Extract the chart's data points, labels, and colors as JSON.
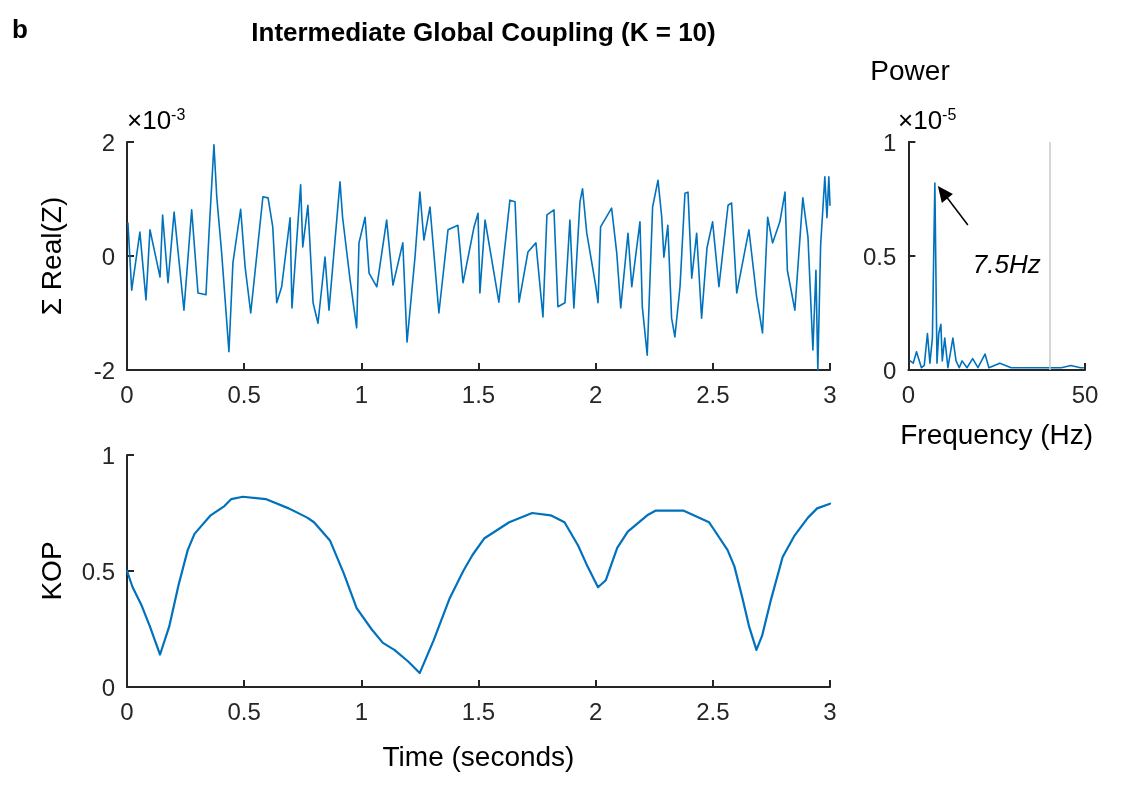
{
  "chart_data": [
    {
      "type": "line",
      "title": "Intermediate Global Coupling (K = 10)",
      "ylabel": "Σ Real(Z)",
      "annotations": [
        "b",
        "×10$^{-3}$"
      ],
      "xlim": [
        0,
        3
      ],
      "xticks": [
        0,
        0.5,
        1,
        1.5,
        2,
        2.5,
        3
      ],
      "ylim": [
        -2,
        2
      ],
      "yticks": [
        -2,
        0,
        2
      ],
      "marker": "none",
      "grid": false,
      "series": [
        {
          "color": "#0072bd",
          "x": [
            0.004,
            0.02,
            0.055,
            0.081,
            0.098,
            0.141,
            0.152,
            0.175,
            0.201,
            0.243,
            0.276,
            0.303,
            0.337,
            0.35,
            0.371,
            0.383,
            0.404,
            0.422,
            0.435,
            0.452,
            0.485,
            0.504,
            0.528,
            0.58,
            0.602,
            0.622,
            0.639,
            0.66,
            0.696,
            0.704,
            0.741,
            0.75,
            0.772,
            0.794,
            0.815,
            0.845,
            0.862,
            0.909,
            0.92,
            0.952,
            0.98,
            0.99,
            1.016,
            1.033,
            1.066,
            1.108,
            1.135,
            1.177,
            1.195,
            1.229,
            1.25,
            1.267,
            1.293,
            1.331,
            1.37,
            1.412,
            1.434,
            1.481,
            1.498,
            1.506,
            1.528,
            1.587,
            1.634,
            1.656,
            1.673,
            1.711,
            1.745,
            1.775,
            1.792,
            1.822,
            1.839,
            1.869,
            1.89,
            1.907,
            1.933,
            1.944,
            1.962,
            2.001,
            2.01,
            2.021,
            2.068,
            2.09,
            2.107,
            2.138,
            2.154,
            2.189,
            2.199,
            2.22,
            2.243,
            2.266,
            2.282,
            2.291,
            2.308,
            2.324,
            2.338,
            2.36,
            2.381,
            2.394,
            2.41,
            2.431,
            2.452,
            2.475,
            2.499,
            2.526,
            2.565,
            2.58,
            2.602,
            2.654,
            2.687,
            2.712,
            2.734,
            2.755,
            2.786,
            2.808,
            2.818,
            2.85,
            2.884,
            2.906,
            2.927,
            2.94,
            2.948,
            2.96,
            2.978,
            2.987,
            2.995,
            3.0
          ],
          "values": [
            0.58,
            -0.6,
            0.42,
            -0.77,
            0.46,
            -0.37,
            0.72,
            -0.47,
            0.77,
            -0.95,
            0.81,
            -0.65,
            -0.68,
            0.4,
            1.95,
            1.04,
            0.05,
            -0.95,
            -1.68,
            -0.12,
            0.82,
            -0.19,
            -1.0,
            1.04,
            1.02,
            0.51,
            -0.82,
            -0.54,
            0.67,
            -0.91,
            1.25,
            0.16,
            0.89,
            -0.82,
            -1.18,
            -0.02,
            -0.95,
            1.3,
            0.68,
            -0.42,
            -1.26,
            0.23,
            0.68,
            -0.3,
            -0.54,
            0.63,
            -0.51,
            0.23,
            -1.51,
            -0.02,
            1.12,
            0.28,
            0.86,
            -1.0,
            0.46,
            0.54,
            -0.47,
            0.51,
            0.75,
            -0.65,
            0.63,
            -0.81,
            0.98,
            0.95,
            -0.81,
            0.07,
            0.23,
            -1.07,
            0.72,
            0.81,
            -0.89,
            -0.82,
            0.63,
            -0.91,
            0.95,
            1.18,
            0.4,
            -0.54,
            -0.82,
            0.51,
            0.84,
            0.05,
            -0.91,
            0.4,
            -0.54,
            0.6,
            -0.89,
            -1.74,
            0.86,
            1.33,
            0.68,
            -0.02,
            0.54,
            -1.09,
            -1.42,
            -0.54,
            1.1,
            1.12,
            -0.39,
            0.4,
            -1.09,
            0.14,
            0.6,
            -0.54,
            0.89,
            0.93,
            -0.65,
            0.46,
            -0.72,
            -1.35,
            0.68,
            0.23,
            0.6,
            1.12,
            -0.25,
            -0.95,
            1.02,
            0.33,
            -1.65,
            -0.25,
            -2.0,
            0.19,
            1.39,
            0.67,
            1.39,
            0.89
          ]
        }
      ]
    },
    {
      "type": "line",
      "ylabel": "Power",
      "xlabel": "Frequency (Hz)",
      "annotations": [
        "×10$^{-5}$",
        {
          "text": "7.5Hz",
          "x": 7.5,
          "y": 0.82
        }
      ],
      "xlim": [
        0,
        50
      ],
      "xticks": [
        0,
        50
      ],
      "ylim": [
        0,
        1
      ],
      "yticks": [
        0,
        0.5,
        1
      ],
      "marker": "none",
      "grid": false,
      "ref_lines": [
        {
          "axis": "x",
          "value": 40,
          "color": "#c8c8c8"
        }
      ],
      "series": [
        {
          "color": "#0072bd",
          "x": [
            0.5,
            1.4,
            2.3,
            3.7,
            4.5,
            5.4,
            6.1,
            6.8,
            7.5,
            8.1,
            8.6,
            9.2,
            9.6,
            10.3,
            11.2,
            12.6,
            13.5,
            14.4,
            15.2,
            16.6,
            18.2,
            19.7,
            21.7,
            22.8,
            25.9,
            29.1,
            32.6,
            36.2,
            39.8,
            43.3,
            46.0,
            48.7,
            49.5
          ],
          "values": [
            0.04,
            0.03,
            0.08,
            0.01,
            0.02,
            0.16,
            0.03,
            0.14,
            0.82,
            0.03,
            0.16,
            0.2,
            0.04,
            0.14,
            0.01,
            0.14,
            0.04,
            0.01,
            0.04,
            0.01,
            0.05,
            0.01,
            0.07,
            0.01,
            0.03,
            0.01,
            0.01,
            0.01,
            0.01,
            0.01,
            0.02,
            0.01,
            0.01
          ]
        }
      ]
    },
    {
      "type": "line",
      "xlabel": "Time (seconds)",
      "ylabel": "KOP",
      "xlim": [
        0,
        3
      ],
      "xticks": [
        0,
        0.5,
        1,
        1.5,
        2,
        2.5,
        3
      ],
      "ylim": [
        0,
        1
      ],
      "yticks": [
        0,
        0.5,
        1
      ],
      "marker": "none",
      "grid": false,
      "series": [
        {
          "color": "#0072bd",
          "x": [
            0,
            0.024,
            0.063,
            0.098,
            0.141,
            0.18,
            0.22,
            0.259,
            0.288,
            0.357,
            0.416,
            0.445,
            0.494,
            0.592,
            0.69,
            0.769,
            0.798,
            0.867,
            0.925,
            0.98,
            1.043,
            1.092,
            1.141,
            1.2,
            1.249,
            1.308,
            1.376,
            1.435,
            1.475,
            1.524,
            1.631,
            1.729,
            1.808,
            1.867,
            1.925,
            1.965,
            2.01,
            2.043,
            2.092,
            2.137,
            2.22,
            2.255,
            2.318,
            2.376,
            2.484,
            2.504,
            2.563,
            2.592,
            2.627,
            2.655,
            2.686,
            2.71,
            2.749,
            2.798,
            2.847,
            2.906,
            2.945,
            3.0
          ],
          "values": [
            0.5,
            0.43,
            0.35,
            0.26,
            0.14,
            0.26,
            0.44,
            0.59,
            0.66,
            0.74,
            0.78,
            0.81,
            0.82,
            0.81,
            0.77,
            0.73,
            0.71,
            0.63,
            0.49,
            0.34,
            0.25,
            0.19,
            0.16,
            0.11,
            0.06,
            0.2,
            0.38,
            0.5,
            0.57,
            0.64,
            0.71,
            0.75,
            0.74,
            0.71,
            0.61,
            0.52,
            0.43,
            0.46,
            0.6,
            0.67,
            0.74,
            0.76,
            0.76,
            0.76,
            0.71,
            0.68,
            0.59,
            0.52,
            0.38,
            0.26,
            0.16,
            0.22,
            0.38,
            0.56,
            0.65,
            0.73,
            0.77,
            0.79
          ]
        }
      ]
    }
  ]
}
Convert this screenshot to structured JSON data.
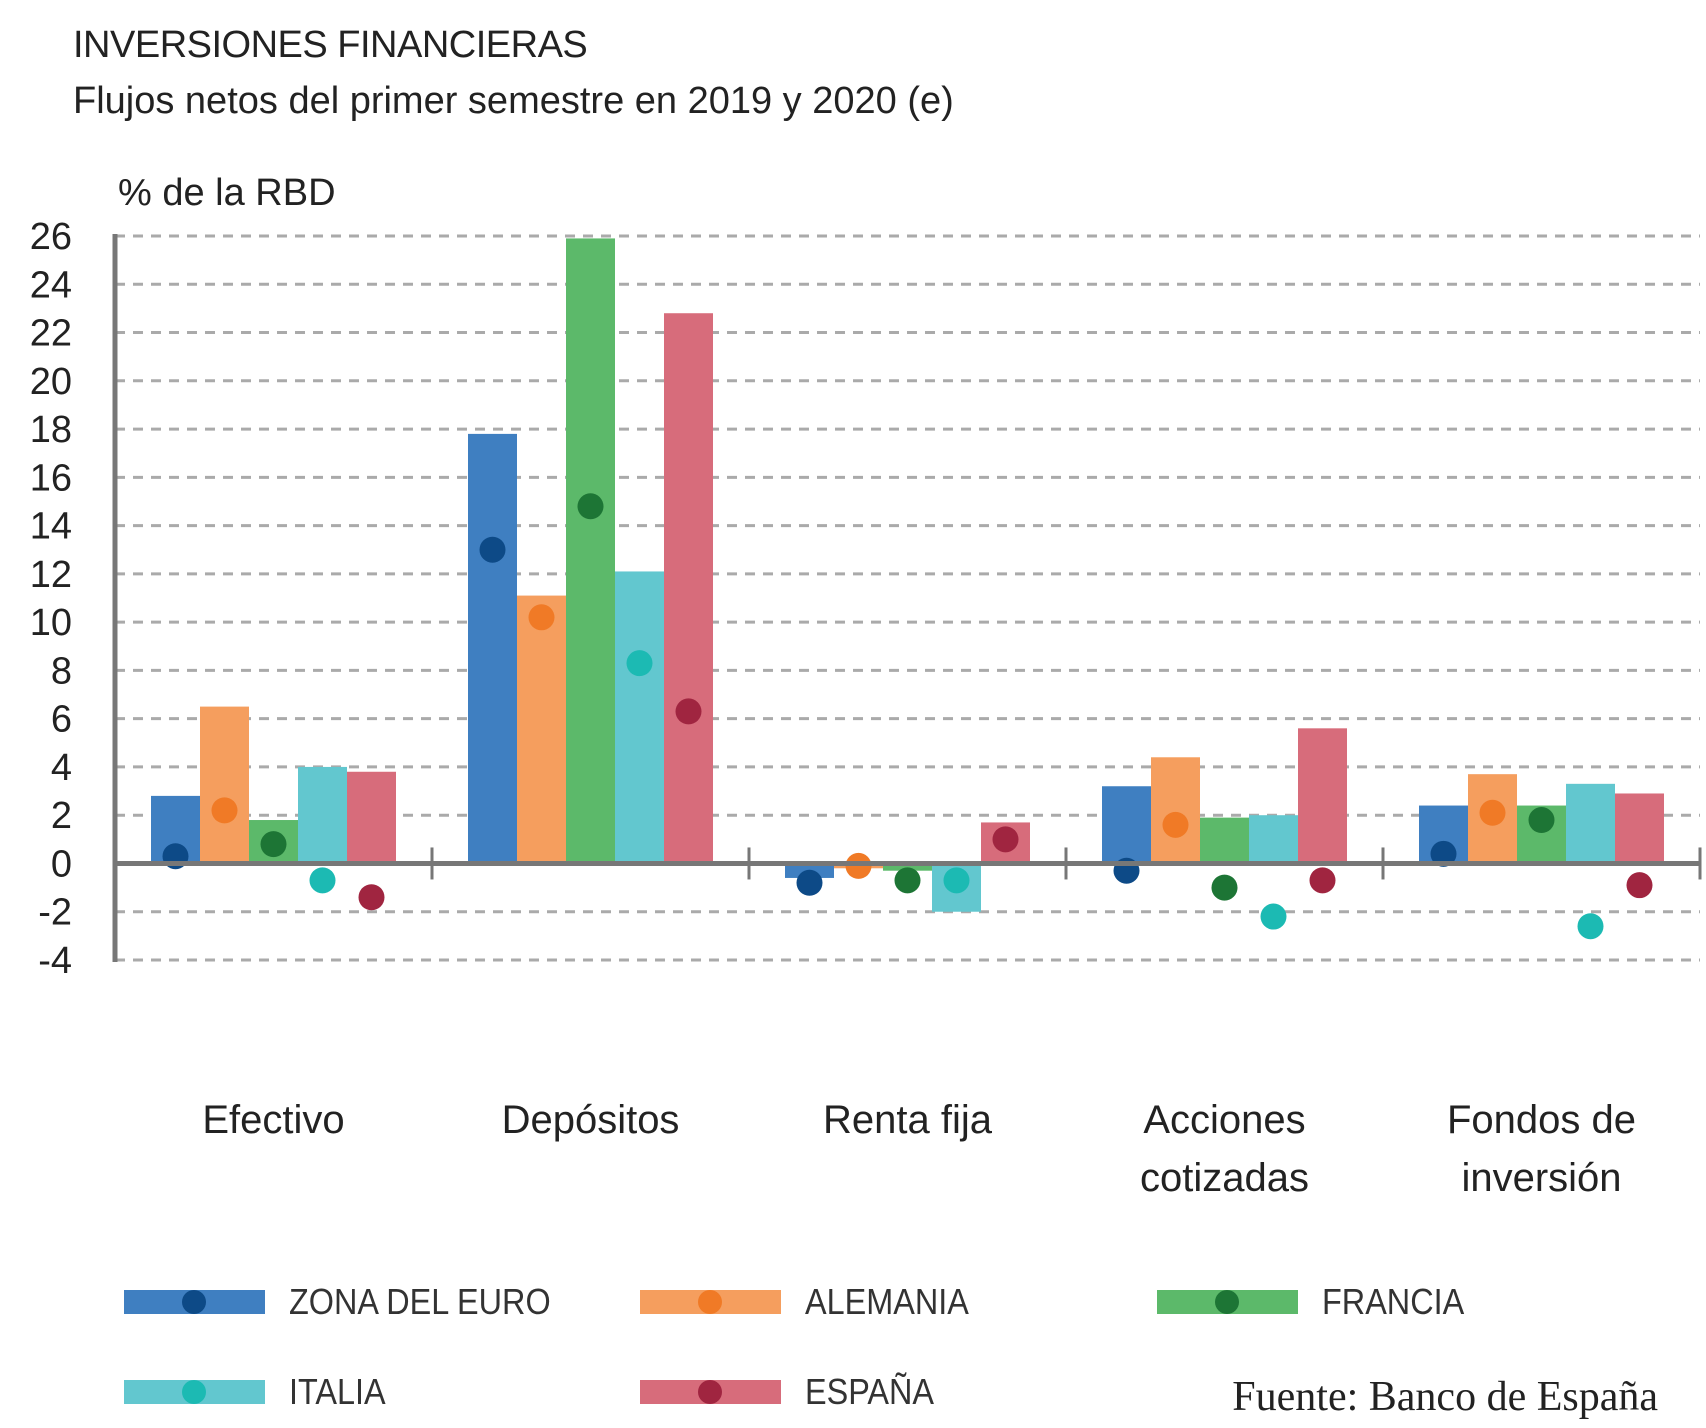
{
  "chart_data": {
    "type": "bar",
    "title": "INVERSIONES FINANCIERAS",
    "subtitle": "Flujos netos del primer semestre en 2019 y 2020 (e)",
    "ylabel": "% de la RBD",
    "ylim": [
      -4,
      26
    ],
    "yticks": [
      "26",
      "24",
      "22",
      "20",
      "18",
      "16",
      "14",
      "12",
      "10",
      "8",
      "6",
      "4",
      "2",
      "0",
      "-2",
      "-4"
    ],
    "grid": true,
    "legend_position": "bottom",
    "categories": [
      [
        "Efectivo"
      ],
      [
        "Depósitos"
      ],
      [
        "Renta fija"
      ],
      [
        "Acciones",
        "cotizadas"
      ],
      [
        "Fondos de",
        "inversión"
      ]
    ],
    "series": [
      {
        "name": "ZONA DEL EURO",
        "bar_color": "#3f7fc1",
        "dot_color": "#0d4a87",
        "bars": [
          2.8,
          17.8,
          -0.6,
          3.2,
          2.4
        ],
        "dots": [
          0.3,
          13.0,
          -0.8,
          -0.3,
          0.4
        ]
      },
      {
        "name": "ALEMANIA",
        "bar_color": "#f59e5e",
        "dot_color": "#f07a26",
        "bars": [
          6.5,
          11.1,
          -0.2,
          4.4,
          3.7
        ],
        "dots": [
          2.2,
          10.2,
          -0.1,
          1.6,
          2.1
        ]
      },
      {
        "name": "FRANCIA",
        "bar_color": "#5cb96a",
        "dot_color": "#1d7535",
        "bars": [
          1.8,
          25.9,
          -0.3,
          1.9,
          2.4
        ],
        "dots": [
          0.8,
          14.8,
          -0.7,
          -1.0,
          1.8
        ]
      },
      {
        "name": "ITALIA",
        "bar_color": "#62c7cf",
        "dot_color": "#1cbab3",
        "bars": [
          4.0,
          12.1,
          -2.0,
          2.0,
          3.3
        ],
        "dots": [
          -0.7,
          8.3,
          -0.7,
          -2.2,
          -2.6
        ]
      },
      {
        "name": "ESPAÑA",
        "bar_color": "#d76c7b",
        "dot_color": "#a02540",
        "bars": [
          3.8,
          22.8,
          1.7,
          5.6,
          2.9
        ],
        "dots": [
          -1.4,
          6.3,
          1.0,
          -0.7,
          -0.9
        ]
      }
    ],
    "source": "Fuente: Banco de España"
  }
}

DESCRIPTION OF THE TASK: Select all lines in the listing that include the word "name".

TASK ANSWER:
        "name": "ZONA DEL EURO",
        "name": "ALEMANIA",
        "name": "FRANCIA",
        "name": "ITALIA",
        "name": "ESPAÑA",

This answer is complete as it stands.